**PROBLEM REQUIREMENTS**
List each line of the data that holds the string "JSON", please.

Records that describe figures
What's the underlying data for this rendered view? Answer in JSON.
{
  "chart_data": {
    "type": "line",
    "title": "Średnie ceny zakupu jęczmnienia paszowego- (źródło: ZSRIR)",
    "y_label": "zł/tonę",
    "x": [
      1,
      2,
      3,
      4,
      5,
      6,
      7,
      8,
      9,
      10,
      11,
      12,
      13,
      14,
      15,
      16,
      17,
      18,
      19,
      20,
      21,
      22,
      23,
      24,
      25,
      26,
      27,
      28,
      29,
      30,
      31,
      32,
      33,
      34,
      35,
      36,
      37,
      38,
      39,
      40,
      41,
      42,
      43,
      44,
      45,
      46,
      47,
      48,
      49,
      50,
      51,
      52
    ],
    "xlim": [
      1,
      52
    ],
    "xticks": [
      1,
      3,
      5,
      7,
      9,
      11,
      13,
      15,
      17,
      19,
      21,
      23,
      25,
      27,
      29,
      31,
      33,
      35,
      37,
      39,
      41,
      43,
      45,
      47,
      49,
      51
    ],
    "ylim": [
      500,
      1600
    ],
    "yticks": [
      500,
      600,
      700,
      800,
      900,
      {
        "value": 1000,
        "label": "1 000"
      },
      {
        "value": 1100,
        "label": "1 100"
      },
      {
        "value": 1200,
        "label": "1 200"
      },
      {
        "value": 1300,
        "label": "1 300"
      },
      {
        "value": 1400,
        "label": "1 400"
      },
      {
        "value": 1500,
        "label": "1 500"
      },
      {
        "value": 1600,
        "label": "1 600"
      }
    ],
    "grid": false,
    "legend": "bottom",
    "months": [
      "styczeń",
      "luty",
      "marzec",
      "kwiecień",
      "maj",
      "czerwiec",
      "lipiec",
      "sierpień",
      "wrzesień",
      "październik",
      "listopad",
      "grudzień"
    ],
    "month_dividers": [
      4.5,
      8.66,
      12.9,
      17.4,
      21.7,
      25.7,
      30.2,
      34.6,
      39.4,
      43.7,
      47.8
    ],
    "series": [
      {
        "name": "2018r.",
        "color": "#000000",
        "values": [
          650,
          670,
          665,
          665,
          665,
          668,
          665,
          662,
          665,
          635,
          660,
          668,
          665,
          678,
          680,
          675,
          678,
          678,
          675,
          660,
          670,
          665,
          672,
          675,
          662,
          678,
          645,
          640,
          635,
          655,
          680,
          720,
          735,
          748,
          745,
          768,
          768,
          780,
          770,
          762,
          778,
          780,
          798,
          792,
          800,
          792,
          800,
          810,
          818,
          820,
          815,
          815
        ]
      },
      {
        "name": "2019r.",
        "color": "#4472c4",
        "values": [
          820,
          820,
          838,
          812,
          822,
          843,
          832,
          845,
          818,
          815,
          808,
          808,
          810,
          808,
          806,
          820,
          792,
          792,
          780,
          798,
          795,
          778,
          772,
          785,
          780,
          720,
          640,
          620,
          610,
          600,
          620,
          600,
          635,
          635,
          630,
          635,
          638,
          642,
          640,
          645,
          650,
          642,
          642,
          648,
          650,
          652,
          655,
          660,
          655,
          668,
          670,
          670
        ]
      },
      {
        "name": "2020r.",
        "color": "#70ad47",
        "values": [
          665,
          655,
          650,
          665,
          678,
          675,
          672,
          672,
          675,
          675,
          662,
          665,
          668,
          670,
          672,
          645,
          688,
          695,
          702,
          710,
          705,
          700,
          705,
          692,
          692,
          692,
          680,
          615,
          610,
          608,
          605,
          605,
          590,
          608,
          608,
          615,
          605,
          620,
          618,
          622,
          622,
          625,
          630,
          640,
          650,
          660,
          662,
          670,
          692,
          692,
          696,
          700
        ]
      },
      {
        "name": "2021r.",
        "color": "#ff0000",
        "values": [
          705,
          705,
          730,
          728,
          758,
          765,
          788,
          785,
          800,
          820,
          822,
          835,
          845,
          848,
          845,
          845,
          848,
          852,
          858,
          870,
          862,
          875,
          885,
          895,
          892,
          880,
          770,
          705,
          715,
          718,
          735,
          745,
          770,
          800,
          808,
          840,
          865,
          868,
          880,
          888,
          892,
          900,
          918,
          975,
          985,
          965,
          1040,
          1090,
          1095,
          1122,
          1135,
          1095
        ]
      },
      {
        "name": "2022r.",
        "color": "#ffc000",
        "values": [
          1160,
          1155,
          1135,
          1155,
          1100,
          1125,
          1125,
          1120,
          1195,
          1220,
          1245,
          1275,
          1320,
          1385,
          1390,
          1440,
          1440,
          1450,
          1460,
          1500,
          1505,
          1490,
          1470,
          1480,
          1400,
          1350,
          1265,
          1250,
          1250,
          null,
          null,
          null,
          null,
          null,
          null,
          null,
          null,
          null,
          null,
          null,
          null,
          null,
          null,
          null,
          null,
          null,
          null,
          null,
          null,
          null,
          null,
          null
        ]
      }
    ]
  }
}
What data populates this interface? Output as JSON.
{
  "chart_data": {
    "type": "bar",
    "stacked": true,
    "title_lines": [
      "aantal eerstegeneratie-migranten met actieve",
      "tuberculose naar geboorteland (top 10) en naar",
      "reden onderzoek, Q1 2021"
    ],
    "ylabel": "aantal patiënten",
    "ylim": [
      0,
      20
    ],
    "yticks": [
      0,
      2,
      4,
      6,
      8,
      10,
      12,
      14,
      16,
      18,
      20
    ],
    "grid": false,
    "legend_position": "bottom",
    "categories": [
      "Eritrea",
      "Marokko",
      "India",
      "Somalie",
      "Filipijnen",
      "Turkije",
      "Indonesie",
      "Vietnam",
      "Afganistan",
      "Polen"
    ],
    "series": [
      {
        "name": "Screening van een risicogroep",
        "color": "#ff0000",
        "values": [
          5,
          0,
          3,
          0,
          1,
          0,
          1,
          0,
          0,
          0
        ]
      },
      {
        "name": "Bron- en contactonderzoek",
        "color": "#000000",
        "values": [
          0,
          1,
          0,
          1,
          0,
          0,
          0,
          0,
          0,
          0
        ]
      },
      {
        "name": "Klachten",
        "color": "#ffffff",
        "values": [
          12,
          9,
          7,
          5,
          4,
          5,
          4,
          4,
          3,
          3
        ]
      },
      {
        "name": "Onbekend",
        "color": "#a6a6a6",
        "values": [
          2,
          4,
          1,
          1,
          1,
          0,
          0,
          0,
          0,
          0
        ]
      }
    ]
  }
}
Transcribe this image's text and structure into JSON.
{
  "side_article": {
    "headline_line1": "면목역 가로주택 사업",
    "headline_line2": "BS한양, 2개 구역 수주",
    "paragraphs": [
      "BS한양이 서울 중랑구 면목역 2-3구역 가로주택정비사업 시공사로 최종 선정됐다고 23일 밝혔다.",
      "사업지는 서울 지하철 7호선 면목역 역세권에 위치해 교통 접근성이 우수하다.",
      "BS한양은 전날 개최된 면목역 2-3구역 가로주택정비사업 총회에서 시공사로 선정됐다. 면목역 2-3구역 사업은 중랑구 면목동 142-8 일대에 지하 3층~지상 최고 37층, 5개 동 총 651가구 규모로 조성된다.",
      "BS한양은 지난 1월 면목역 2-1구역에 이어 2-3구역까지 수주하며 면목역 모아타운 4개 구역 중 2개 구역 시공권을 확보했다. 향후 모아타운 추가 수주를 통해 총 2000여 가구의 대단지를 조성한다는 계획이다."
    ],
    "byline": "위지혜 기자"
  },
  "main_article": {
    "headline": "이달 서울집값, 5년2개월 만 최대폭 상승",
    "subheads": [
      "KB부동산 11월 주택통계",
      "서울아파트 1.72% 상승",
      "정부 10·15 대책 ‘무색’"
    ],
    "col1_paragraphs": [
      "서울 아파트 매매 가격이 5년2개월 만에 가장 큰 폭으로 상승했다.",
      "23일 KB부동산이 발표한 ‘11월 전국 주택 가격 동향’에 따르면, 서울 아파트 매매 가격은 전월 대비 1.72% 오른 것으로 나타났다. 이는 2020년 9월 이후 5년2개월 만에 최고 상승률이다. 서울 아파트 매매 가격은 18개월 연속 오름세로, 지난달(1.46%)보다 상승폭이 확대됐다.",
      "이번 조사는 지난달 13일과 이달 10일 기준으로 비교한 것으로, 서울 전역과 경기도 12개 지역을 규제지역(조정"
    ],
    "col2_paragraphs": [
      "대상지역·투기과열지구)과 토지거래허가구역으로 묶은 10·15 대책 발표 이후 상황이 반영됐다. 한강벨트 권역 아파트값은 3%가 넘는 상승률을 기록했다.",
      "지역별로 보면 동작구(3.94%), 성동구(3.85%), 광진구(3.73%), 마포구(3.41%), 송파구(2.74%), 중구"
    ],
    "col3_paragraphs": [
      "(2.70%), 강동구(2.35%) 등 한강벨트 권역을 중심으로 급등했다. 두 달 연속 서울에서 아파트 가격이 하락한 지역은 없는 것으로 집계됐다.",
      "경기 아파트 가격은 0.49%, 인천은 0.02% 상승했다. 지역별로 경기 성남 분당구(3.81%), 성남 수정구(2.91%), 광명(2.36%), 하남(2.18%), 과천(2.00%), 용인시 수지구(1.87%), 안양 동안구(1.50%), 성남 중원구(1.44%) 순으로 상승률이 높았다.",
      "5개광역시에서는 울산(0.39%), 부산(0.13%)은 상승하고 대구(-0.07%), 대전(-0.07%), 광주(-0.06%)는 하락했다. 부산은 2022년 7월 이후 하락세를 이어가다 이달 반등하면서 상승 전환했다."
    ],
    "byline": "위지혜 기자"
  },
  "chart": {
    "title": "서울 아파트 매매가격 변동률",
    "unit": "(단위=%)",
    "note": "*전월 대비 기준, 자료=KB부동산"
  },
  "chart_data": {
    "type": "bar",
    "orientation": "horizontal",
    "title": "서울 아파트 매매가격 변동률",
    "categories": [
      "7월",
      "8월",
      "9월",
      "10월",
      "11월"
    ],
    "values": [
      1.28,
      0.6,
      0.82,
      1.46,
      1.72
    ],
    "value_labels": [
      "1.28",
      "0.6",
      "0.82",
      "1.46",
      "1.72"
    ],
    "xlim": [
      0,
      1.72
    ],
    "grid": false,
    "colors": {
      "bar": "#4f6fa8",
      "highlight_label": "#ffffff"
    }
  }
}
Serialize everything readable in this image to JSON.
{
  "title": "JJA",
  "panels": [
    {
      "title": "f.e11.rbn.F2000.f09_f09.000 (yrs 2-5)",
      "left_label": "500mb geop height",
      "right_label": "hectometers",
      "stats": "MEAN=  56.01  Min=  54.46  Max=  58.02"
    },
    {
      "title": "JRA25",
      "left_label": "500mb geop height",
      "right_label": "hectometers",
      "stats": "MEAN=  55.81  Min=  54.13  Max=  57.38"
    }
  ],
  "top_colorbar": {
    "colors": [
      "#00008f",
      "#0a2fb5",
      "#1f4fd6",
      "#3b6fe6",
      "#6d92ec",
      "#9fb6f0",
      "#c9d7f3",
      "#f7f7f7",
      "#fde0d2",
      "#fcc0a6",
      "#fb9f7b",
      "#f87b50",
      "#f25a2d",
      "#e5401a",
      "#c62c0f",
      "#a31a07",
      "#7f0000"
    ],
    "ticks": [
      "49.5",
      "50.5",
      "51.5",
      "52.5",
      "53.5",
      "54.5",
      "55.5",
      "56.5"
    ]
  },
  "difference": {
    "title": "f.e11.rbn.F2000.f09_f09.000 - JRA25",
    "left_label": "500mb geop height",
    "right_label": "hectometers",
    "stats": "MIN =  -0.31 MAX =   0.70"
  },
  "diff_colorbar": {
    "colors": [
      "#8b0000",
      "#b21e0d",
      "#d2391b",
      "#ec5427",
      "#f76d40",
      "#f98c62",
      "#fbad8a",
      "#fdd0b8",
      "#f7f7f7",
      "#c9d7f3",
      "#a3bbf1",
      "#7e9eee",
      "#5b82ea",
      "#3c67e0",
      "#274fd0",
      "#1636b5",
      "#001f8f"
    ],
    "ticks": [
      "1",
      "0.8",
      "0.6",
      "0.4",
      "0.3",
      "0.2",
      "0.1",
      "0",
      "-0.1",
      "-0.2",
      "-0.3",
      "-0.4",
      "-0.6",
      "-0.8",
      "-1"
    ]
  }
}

**WORKED SOLUTION**
What's the underlying data for this rendered view? Answer in JSON.
What data populates this interface? Output as JSON.
Transcribe this image's text and structure into JSON.
Serialize everything readable in this image to JSON.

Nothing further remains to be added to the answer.